Data entries
----

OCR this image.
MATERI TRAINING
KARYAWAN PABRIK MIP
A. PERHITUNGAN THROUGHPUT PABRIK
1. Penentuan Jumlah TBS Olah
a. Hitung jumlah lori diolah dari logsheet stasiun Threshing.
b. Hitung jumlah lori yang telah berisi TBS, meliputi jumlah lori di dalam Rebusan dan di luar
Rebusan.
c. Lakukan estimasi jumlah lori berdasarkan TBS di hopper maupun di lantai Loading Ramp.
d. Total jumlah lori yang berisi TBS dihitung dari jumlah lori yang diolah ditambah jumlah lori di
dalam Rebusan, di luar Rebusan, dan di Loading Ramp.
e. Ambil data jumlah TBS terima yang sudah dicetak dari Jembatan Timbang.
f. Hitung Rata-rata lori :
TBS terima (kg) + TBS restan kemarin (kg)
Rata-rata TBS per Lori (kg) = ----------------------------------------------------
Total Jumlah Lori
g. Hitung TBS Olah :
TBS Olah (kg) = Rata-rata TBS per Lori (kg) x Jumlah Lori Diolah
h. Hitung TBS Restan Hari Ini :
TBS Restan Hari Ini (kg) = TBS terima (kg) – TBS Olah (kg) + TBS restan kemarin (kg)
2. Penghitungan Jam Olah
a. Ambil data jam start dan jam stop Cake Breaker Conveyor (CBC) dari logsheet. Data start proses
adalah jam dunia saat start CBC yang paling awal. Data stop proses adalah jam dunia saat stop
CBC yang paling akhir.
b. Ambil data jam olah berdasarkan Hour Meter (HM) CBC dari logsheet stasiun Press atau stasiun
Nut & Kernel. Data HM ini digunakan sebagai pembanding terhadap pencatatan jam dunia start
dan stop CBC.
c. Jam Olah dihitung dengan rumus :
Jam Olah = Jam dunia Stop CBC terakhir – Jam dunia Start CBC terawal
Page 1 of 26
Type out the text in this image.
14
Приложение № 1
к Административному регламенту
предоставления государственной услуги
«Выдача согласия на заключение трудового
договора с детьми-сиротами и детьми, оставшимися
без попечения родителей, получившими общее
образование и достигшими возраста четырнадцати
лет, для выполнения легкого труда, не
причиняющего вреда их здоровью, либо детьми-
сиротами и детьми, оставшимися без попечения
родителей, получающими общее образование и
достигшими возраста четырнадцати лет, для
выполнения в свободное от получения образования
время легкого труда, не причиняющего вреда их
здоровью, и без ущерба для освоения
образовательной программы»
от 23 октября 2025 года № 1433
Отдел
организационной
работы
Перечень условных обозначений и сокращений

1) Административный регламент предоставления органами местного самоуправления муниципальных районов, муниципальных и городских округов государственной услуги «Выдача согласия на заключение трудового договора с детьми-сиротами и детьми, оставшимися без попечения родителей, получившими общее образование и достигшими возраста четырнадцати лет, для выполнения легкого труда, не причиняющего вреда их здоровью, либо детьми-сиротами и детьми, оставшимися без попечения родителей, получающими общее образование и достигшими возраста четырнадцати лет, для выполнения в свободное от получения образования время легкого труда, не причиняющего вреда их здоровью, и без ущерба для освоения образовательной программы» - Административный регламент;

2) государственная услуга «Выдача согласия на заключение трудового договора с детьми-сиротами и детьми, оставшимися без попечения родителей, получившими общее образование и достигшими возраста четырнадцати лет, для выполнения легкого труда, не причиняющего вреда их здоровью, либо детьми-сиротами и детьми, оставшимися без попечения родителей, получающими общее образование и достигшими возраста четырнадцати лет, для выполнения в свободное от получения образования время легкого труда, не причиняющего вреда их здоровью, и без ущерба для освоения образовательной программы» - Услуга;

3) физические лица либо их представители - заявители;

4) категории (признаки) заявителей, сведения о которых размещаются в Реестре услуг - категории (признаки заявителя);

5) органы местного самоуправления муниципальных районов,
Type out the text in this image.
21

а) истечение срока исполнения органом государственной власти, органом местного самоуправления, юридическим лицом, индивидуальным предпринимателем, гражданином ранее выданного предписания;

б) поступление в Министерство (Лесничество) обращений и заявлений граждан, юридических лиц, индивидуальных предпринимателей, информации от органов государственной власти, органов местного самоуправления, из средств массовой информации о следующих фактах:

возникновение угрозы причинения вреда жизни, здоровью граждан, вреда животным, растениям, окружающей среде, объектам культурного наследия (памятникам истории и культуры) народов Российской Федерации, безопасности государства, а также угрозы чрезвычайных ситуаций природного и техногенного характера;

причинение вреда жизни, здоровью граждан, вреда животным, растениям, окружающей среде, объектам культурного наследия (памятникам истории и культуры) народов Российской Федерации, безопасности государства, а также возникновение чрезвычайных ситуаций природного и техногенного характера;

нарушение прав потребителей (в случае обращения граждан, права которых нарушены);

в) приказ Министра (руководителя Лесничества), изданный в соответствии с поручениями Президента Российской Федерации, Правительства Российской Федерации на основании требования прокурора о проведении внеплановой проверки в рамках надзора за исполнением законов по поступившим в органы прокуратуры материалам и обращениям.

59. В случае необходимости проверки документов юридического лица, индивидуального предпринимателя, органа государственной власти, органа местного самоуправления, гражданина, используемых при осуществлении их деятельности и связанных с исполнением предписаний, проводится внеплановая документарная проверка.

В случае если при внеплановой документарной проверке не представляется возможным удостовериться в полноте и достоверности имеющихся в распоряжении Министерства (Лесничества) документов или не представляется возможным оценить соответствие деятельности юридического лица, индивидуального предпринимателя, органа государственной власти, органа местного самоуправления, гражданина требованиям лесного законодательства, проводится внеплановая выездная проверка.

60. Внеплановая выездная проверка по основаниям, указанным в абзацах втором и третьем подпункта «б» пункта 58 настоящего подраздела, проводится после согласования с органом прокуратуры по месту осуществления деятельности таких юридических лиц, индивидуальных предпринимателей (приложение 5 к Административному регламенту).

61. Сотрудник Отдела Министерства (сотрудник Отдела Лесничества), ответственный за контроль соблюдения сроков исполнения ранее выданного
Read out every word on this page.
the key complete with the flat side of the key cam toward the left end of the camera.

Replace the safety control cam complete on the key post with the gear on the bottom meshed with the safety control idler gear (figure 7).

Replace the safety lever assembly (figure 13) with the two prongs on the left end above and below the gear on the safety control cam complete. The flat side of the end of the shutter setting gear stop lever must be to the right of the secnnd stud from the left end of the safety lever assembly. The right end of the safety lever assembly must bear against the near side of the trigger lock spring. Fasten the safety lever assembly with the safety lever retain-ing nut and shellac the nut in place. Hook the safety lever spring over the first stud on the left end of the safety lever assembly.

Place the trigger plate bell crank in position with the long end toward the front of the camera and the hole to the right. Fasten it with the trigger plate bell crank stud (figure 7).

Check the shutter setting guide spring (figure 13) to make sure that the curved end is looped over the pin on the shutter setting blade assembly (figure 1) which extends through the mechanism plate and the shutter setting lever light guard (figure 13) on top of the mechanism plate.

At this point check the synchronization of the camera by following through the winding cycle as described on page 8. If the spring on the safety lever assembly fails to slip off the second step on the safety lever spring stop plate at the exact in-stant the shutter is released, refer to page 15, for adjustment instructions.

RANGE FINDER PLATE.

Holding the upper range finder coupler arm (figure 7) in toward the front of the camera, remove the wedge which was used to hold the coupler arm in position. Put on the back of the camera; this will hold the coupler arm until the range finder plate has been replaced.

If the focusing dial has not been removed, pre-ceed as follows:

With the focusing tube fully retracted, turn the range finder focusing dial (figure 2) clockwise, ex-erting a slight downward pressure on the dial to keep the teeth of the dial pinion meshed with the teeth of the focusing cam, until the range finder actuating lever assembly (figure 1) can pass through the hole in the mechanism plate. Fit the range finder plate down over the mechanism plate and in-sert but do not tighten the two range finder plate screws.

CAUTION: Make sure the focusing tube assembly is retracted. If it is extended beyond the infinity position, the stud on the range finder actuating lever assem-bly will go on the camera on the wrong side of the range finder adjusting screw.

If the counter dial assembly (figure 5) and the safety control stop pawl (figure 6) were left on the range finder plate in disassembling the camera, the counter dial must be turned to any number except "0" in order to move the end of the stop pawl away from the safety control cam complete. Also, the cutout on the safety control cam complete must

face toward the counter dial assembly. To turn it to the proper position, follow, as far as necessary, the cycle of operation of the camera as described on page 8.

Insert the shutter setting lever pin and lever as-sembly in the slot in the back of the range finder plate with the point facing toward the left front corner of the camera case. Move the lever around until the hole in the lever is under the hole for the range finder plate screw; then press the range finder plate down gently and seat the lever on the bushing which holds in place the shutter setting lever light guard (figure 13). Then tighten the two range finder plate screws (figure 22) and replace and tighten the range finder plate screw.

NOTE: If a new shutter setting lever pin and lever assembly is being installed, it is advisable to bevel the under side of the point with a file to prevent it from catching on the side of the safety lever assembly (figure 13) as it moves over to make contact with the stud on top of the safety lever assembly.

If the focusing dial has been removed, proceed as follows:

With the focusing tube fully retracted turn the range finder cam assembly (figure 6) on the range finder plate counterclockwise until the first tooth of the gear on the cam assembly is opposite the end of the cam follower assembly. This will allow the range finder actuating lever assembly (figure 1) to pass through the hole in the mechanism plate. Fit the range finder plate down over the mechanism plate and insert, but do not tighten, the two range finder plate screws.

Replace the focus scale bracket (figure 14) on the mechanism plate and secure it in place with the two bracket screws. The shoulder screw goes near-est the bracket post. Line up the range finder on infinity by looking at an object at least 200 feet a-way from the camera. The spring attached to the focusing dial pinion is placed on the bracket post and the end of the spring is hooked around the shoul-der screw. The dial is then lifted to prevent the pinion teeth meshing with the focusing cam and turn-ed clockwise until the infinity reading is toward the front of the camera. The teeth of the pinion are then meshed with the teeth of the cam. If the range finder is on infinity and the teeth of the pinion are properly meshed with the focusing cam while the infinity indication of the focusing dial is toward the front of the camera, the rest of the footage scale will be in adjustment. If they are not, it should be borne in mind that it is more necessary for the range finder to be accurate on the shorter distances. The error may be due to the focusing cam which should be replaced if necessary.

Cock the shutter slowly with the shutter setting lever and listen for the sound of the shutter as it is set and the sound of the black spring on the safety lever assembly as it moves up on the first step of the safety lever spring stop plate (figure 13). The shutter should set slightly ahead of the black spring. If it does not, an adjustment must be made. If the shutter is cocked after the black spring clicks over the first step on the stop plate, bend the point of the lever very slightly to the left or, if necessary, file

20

----

Your task
Determine the count of lines in the data above with the string "Loading" in them, and give that count alone.

Exercise solution
2